▸ **What you are asked to do**
Extract the full set of records that follows, word for word.

+++ Supplied material

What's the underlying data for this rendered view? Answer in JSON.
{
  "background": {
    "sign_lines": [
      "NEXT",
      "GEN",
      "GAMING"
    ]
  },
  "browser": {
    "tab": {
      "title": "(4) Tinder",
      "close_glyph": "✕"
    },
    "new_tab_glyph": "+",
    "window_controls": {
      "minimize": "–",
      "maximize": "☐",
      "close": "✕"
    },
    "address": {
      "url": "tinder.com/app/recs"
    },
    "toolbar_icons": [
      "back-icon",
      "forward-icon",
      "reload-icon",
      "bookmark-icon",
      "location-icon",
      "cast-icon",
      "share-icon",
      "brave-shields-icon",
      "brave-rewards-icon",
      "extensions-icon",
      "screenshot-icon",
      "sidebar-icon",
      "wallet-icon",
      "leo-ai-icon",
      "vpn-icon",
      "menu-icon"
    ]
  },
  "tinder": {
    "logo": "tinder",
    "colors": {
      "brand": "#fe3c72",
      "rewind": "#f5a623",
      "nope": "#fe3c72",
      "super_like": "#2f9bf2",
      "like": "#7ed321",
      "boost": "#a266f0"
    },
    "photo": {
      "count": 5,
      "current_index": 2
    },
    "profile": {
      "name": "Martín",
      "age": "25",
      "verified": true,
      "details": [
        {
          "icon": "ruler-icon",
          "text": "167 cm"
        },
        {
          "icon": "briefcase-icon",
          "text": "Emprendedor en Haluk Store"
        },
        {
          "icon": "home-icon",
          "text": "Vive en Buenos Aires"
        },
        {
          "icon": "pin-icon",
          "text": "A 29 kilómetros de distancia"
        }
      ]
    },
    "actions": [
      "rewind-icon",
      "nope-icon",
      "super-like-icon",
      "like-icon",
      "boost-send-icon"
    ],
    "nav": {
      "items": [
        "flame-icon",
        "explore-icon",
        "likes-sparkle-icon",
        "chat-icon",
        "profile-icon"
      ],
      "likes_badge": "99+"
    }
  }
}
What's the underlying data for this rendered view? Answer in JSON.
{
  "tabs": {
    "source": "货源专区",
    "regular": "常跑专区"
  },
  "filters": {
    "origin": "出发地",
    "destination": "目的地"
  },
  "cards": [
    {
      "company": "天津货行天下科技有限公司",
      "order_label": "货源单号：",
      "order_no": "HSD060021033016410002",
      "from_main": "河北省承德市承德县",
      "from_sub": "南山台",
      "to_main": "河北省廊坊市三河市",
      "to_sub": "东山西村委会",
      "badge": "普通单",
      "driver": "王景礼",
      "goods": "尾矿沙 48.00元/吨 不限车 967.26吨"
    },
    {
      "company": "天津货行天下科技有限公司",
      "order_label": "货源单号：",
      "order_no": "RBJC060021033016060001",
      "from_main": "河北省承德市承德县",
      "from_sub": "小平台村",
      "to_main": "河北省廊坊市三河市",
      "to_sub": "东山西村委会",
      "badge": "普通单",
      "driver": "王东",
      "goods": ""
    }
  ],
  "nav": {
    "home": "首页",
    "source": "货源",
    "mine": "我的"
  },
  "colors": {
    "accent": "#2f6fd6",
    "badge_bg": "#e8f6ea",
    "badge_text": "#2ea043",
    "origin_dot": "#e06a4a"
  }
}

++++++

▸ **Written answer**
What's the underlying data for this rendered view? Answer in JSON.
{
  "background": {
    "sign_lines": [
      "NEXT",
      "GEN",
      "GAMING"
    ]
  },
  "browser": {
    "tab": {
      "title": "(4) Tinder",
      "close_glyph": "✕"
    },
    "new_tab_glyph": "+",
    "window_controls": {
      "minimize": "–",
      "maximize": "☐",
      "close": "✕"
    },
    "address": {
      "url": "tinder.com/app/recs"
    },
    "toolbar_icons": [
      "back-icon",
      "forward-icon",
      "reload-icon",
      "bookmark-icon",
      "location-icon",
      "cast-icon",
      "share-icon",
      "brave-shields-icon",
      "brave-rewards-icon",
      "extensions-icon",
      "screenshot-icon",
      "sidebar-icon",
      "wallet-icon",
      "leo-ai-icon",
      "vpn-icon",
      "menu-icon"
    ]
  },
  "tinder": {
    "logo": "tinder",
    "colors": {
      "brand": "#fe3c72",
      "rewind": "#f5a623",
      "nope": "#fe3c72",
      "super_like": "#2f9bf2",
      "like": "#7ed321",
      "boost": "#a266f0"
    },
    "photo": {
      "count": 5,
      "current_index": 2
    },
    "profile": {
      "name": "Martín",
      "age": "25",
      "verified": true,
      "details": [
        {
          "icon": "ruler-icon",
          "text": "167 cm"
        },
        {
          "icon": "briefcase-icon",
          "text": "Emprendedor en Haluk Store"
        },
        {
          "icon": "home-icon",
          "text": "Vive en Buenos Aires"
        },
        {
          "icon": "pin-icon",
          "text": "A 29 kilómetros de distancia"
        }
      ]
    },
    "actions": [
      "rewind-icon",
      "nope-icon",
      "super-like-icon",
      "like-icon",
      "boost-send-icon"
    ],
    "nav": {
      "items": [
        "flame-icon",
        "explore-icon",
        "likes-sparkle-icon",
        "chat-icon",
        "profile-icon"
      ],
      "likes_badge": "99+"
    }
  }
}
What's the underlying data for this rendered view? Answer in JSON.
{
  "tabs": {
    "source": "货源专区",
    "regular": "常跑专区"
  },
  "filters": {
    "origin": "出发地",
    "destination": "目的地"
  },
  "cards": [
    {
      "company": "天津货行天下科技有限公司",
      "order_label": "货源单号：",
      "order_no": "HSD060021033016410002",
      "from_main": "河北省承德市承德县",
      "from_sub": "南山台",
      "to_main": "河北省廊坊市三河市",
      "to_sub": "东山西村委会",
      "badge": "普通单",
      "driver": "王景礼",
      "goods": "尾矿沙 48.00元/吨 不限车 967.26吨"
    },
    {
      "company": "天津货行天下科技有限公司",
      "order_label": "货源单号：",
      "order_no": "RBJC060021033016060001",
      "from_main": "河北省承德市承德县",
      "from_sub": "小平台村",
      "to_main": "河北省廊坊市三河市",
      "to_sub": "东山西村委会",
      "badge": "普通单",
      "driver": "王东",
      "goods": ""
    }
  ],
  "nav": {
    "home": "首页",
    "source": "货源",
    "mine": "我的"
  },
  "colors": {
    "accent": "#2f6fd6",
    "badge_bg": "#e8f6ea",
    "badge_text": "#2ea043",
    "origin_dot": "#e06a4a"
  }
}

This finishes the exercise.